-- Extrait du document --
----
Windsor, c'est un exemple. On l'a vu à
Moncton aussi quand il y a eu la tuerie à Moncton. Alors, l'ombudsman de Radio-Canada
a sévèrement critiqué RDI parce que les gens se sont réveillés le lendemain
matin, alors la... C'était la panique totale, on ne pouvait plus sortir de
notre maison, mais les francophones n'avaient pas eu cette information-là,
alors… Et ce n'est pas moi qui le dis, c'est l'ombudsman de Radio-Canada, qui a
critiqué sévèrement Radio-Canada et RDI.
Alors, oui, on peut critiquer le
journaliste, mais il faut encore leur donner les outils pour qu'ils puissent
parler de la situation. Alors, c'est deux exemples. Je pourrais vous en donner
d'autres. Il y a des francophones partout au Canada. On a les réunions des ministres
de la Francophonie, il y a un grand pourcentage de francophones au Yukon, par
exemple, et eux ont besoin de Radio-Canada pour maintenir l'information qu'ils
ont besoin.
M. Fournier
: Peut-être,
si vous me permettez, juste pour un autre élément sur la question de l'égalité
entre les réseaux anglais et français, il y a... La réponse se donne aussi par
le filet qui est vraiment bien différent dans le réseau anglais, mais l'autre
élément, c'est que la proportion de francophones est moindre au Canada. Donc,
proportionnellement, la francophonie a eu plus de mal puisque les compressions
sont à peu près égales entre le service français et anglais. Donc,
conséquemment, le fardeau chez les francophones est beaucoup plus grand. Si
vous êtes 25 % de la population, mais que c'est 50 % de l'impact chez
les francophones et 50 % chez les anglophones, bien, forcément, vous voyez
bien qu'en termes d'impact il est plus grand chez les francophones.
M. Caron (Régys)
: ...
M. Fournier
: Pardon?
M. Caron (Régys)
: Les
dommages sont plus importants chez...
M. Fournier
: Bien,
évidemment, puisque c'est 25 % qui subit 50 % des coupures.
----
-- Données fournies --
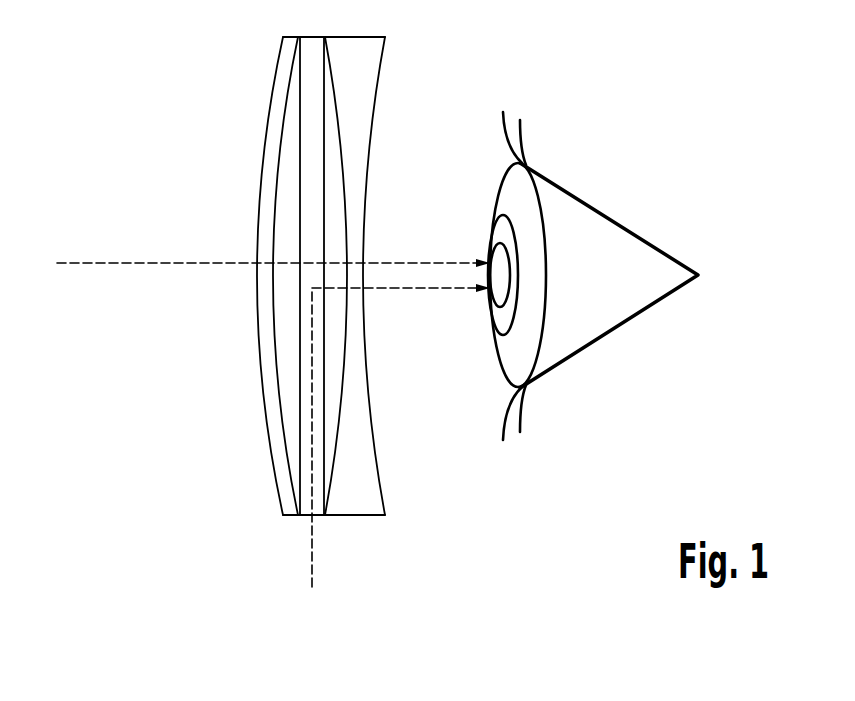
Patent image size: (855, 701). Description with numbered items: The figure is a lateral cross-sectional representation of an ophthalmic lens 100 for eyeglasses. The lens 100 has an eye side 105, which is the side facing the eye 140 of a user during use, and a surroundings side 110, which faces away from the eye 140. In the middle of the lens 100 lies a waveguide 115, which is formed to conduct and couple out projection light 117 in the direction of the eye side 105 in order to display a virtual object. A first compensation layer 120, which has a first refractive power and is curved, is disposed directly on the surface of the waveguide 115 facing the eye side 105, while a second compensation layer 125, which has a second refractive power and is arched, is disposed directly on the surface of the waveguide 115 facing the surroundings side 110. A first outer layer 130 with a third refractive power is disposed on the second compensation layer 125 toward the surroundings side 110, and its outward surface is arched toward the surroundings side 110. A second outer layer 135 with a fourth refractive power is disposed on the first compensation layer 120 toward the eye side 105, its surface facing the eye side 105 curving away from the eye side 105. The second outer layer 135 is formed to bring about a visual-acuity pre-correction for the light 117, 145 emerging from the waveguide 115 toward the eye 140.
----
-- Exercice proposé A --
Les énoncés suivants concordent-ils avec l'extrait sur Radio-Canada ? Pour chacun, répondez par oui ou par non et citez les mots décisifs de l'extrait. (i) L'ombudsman de Radio-Canada a critiqué RDI. (ii) Selon M. Fournier, les compressions sont beaucoup plus lourdes pour le service anglais que pour le service français. (iii) Il est question d'un grand pourcentage de francophones au Yukon.
-- Exercice proposé B --
Pourriez-vous reprendre l'extrait sur Radio-Canada après sa dernière réplique et en écrire la suite ?
Le matériel provient d'une autre source que l'extrait sur Radio-Canada.

-- Réponse attendue A --
(i) Oui : « l'ombudsman de Radio-Canada a sévèrement critiqué RDI ».
(ii) Non : « les compressions sont à peu près égales entre le service français et anglais ».
(iii) Oui : « il y a un grand pourcentage de francophones au Yukon ».

-- Réponse attendue B --
Mme Meilleur (Madeleine) :
Sudbury, on a coupé huit postes à Sudbury. Sudbury couvre tout le nord de
l'Ontario. Alors, lors de l'écrasement du toit du centre d'achats d'Elliot
Lake, bien, ça a pris du temps avant que le journaliste se déplace pour arriver
à Elliot Lake. O.K., plus tard, on est venu lui prêter main-forte, mais… Alors,
bon, la plupart du temps, ils n'entendent pas parler d'Elliot Lake, puis ils
n'entendent pas parler de Haileybury, puis ils n'entendent pas parler de ces
communautés-là parce qu'ils n'ont pas assez de journalistes pour couvrir.
D'ailleurs, il y a deux plaintes qui ont
été portées au CRTC et au Commissaire aux langues officielles par deux
personnes du nord de l'Ontario : un monsieur de Sudbury, qui a un journal,
justement, communautaire francophone et qui a fait une plainte, et aussi le
doyen de la faculté… le recteur de l'Université de Hearst, qui ont fait… les
deux ont fait des plaintes parce que huit coupures à Sudbury, c'est énorme.
M. Ouellet (Martin)
:
Sur le plan des espèces sonnantes et trébuchantes, là, est-ce que vous avez
fait… est-ce que vous avez précisé des montants que… Bon, je vois, c'est
150 millions de dollars par année de plus. C'est ça?
M. Fournier
: C'est
150 millions sur trois ans, donc, si on leur dit… parce qu'honnêtement, on
présente ça de façon assez raisonnable.
M. Ouellet (Martin)
:
Mais vous revenez… Excusez-moi. Vous revenez
au financement de 1994. Est-ce que j'ai bien compris?
M. Fournier
: En fait,
en revenant au financement de 2008‑2009, là, on revient au financement de 1994.
C'est pour vous dire les écarts. Mais, comme M. Houle l'a dit tantôt, il y
a eu une première vague de coupures après 1994, qui, en même temps qu'elle
s'est faite, était accompagnée d'un mouvement de revenus d'autres sources qui
venaient à Radio-Canada. Donc, jusqu'à un certain point, il pouvait… puis là on
peut toujours le contester, mais il pouvait y avoir une certaine forme
d'équilibre.
La différence qui s'est produite depuis
les cinq dernières années, c'est qu'il n'y a pas eu une contrepartie à la
hausse. Nous ne sommes que dans des éléments qui déclinent, où le budget tombe.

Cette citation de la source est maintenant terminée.